* Requirements
Wherever the string "your" occurs in a line of these records, report that line.
━━━ Supplied material
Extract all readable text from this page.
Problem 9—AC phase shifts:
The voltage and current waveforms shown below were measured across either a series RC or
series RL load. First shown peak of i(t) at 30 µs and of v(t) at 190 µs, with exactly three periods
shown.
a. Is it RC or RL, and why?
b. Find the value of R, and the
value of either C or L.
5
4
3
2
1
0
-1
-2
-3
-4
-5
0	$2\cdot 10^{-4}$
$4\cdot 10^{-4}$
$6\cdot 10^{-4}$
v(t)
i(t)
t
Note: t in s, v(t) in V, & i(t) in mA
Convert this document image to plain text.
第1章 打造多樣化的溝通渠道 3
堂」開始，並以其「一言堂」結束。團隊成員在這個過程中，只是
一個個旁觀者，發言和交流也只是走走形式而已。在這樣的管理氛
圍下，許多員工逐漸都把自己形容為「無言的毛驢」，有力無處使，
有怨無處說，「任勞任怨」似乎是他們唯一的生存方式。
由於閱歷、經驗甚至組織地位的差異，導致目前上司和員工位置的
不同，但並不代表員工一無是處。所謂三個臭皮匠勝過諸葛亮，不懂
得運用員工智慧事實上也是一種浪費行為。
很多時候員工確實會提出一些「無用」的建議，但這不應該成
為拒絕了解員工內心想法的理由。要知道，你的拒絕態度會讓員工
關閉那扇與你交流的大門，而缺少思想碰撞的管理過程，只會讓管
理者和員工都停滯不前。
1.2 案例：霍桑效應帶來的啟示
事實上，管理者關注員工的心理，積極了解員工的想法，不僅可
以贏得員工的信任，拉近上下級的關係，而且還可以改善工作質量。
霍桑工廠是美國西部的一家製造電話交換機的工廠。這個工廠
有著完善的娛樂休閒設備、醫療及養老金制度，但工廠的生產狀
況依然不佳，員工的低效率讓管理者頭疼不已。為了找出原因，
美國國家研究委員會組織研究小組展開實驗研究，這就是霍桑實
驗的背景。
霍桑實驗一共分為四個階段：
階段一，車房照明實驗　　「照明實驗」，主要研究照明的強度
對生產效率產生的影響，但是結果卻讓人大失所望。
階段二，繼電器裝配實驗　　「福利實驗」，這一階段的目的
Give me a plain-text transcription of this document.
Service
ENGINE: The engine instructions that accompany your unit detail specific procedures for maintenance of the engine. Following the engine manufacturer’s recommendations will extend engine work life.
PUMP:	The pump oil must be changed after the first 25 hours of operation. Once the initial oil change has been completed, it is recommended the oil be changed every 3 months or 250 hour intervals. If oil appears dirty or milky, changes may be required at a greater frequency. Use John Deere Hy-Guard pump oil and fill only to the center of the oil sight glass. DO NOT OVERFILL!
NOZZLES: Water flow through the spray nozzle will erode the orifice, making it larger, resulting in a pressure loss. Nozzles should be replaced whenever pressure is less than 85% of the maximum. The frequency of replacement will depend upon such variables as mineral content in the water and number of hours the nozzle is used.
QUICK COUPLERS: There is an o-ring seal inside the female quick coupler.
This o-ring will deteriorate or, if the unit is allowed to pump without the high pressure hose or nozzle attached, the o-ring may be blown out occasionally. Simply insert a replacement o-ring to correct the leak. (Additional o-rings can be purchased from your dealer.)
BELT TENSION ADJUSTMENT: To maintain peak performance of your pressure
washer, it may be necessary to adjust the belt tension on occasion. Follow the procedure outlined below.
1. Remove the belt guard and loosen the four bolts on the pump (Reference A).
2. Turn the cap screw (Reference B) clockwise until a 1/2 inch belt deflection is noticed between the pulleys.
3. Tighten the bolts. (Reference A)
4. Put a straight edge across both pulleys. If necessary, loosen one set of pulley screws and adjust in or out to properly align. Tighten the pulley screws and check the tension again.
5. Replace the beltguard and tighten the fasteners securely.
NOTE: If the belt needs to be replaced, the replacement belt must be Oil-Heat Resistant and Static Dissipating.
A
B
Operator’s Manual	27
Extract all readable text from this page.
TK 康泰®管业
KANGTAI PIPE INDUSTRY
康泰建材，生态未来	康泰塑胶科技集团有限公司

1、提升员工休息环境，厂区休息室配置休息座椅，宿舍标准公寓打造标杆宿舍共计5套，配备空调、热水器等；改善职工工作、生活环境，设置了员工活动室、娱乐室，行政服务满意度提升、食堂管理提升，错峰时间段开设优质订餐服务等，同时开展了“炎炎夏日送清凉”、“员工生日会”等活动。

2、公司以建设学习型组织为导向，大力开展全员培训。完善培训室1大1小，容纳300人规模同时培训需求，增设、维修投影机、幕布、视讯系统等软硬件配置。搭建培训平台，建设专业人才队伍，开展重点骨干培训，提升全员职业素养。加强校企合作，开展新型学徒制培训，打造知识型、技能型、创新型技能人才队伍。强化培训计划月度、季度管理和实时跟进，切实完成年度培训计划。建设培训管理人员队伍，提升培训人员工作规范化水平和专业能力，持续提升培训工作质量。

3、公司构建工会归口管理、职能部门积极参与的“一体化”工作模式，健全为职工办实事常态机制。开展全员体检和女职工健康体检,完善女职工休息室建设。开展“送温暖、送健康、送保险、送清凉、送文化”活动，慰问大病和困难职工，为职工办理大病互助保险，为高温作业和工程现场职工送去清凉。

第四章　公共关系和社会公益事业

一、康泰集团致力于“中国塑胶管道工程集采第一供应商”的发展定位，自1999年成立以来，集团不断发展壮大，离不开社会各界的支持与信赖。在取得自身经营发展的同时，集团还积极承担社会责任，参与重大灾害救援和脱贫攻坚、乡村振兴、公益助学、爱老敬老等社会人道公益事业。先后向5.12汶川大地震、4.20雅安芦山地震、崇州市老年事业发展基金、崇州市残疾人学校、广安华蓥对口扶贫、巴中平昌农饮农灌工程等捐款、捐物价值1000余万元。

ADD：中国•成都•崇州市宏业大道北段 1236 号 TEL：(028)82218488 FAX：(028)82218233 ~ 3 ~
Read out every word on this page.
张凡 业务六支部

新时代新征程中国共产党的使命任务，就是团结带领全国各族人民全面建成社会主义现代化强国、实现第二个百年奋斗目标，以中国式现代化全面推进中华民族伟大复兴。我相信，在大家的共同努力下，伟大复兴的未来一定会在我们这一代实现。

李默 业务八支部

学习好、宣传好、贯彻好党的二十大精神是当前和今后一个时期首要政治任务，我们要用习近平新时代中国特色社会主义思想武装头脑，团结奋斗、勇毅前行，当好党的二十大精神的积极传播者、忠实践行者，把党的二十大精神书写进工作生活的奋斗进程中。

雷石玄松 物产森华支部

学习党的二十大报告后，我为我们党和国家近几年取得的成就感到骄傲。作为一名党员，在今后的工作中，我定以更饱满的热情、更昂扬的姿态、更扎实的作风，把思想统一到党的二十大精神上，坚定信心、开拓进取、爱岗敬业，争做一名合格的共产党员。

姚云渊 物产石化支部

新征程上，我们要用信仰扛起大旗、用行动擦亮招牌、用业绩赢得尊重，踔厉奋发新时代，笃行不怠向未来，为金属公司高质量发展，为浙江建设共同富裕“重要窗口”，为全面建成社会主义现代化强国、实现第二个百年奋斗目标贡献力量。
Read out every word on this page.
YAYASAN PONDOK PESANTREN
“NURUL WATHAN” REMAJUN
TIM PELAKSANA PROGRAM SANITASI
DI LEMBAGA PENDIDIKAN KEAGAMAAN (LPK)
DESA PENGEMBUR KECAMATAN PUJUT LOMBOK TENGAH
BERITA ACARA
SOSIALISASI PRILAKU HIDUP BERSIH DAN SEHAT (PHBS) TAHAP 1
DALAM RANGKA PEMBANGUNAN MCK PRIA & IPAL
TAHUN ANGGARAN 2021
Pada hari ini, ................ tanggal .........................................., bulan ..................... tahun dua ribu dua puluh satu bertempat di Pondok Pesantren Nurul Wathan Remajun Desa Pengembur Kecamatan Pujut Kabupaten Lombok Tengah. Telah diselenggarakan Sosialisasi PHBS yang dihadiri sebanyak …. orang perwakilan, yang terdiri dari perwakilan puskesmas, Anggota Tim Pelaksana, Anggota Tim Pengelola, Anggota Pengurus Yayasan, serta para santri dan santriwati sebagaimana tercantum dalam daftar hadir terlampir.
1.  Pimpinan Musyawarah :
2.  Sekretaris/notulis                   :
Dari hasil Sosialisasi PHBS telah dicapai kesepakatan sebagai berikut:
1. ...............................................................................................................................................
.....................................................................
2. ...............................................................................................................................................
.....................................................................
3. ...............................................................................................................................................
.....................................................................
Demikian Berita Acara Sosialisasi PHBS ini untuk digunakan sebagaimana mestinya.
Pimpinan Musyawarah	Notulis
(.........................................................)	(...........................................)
━━━━━━
* Exercise solution
ENGINE: The engine instructions that accompany your unit detail specific procedures for maintenance of the engine. Following the engine manufacturer’s recommendations will extend engine work life.
This o-ring will deteriorate or, if the unit is allowed to pump without the high pressure hose or nozzle attached, the o-ring may be blown out occasionally. Simply insert a replacement o-ring to correct the leak. (Additional o-rings can be purchased from your dealer.)
BELT TENSION ADJUSTMENT: To maintain peak performance of your pressure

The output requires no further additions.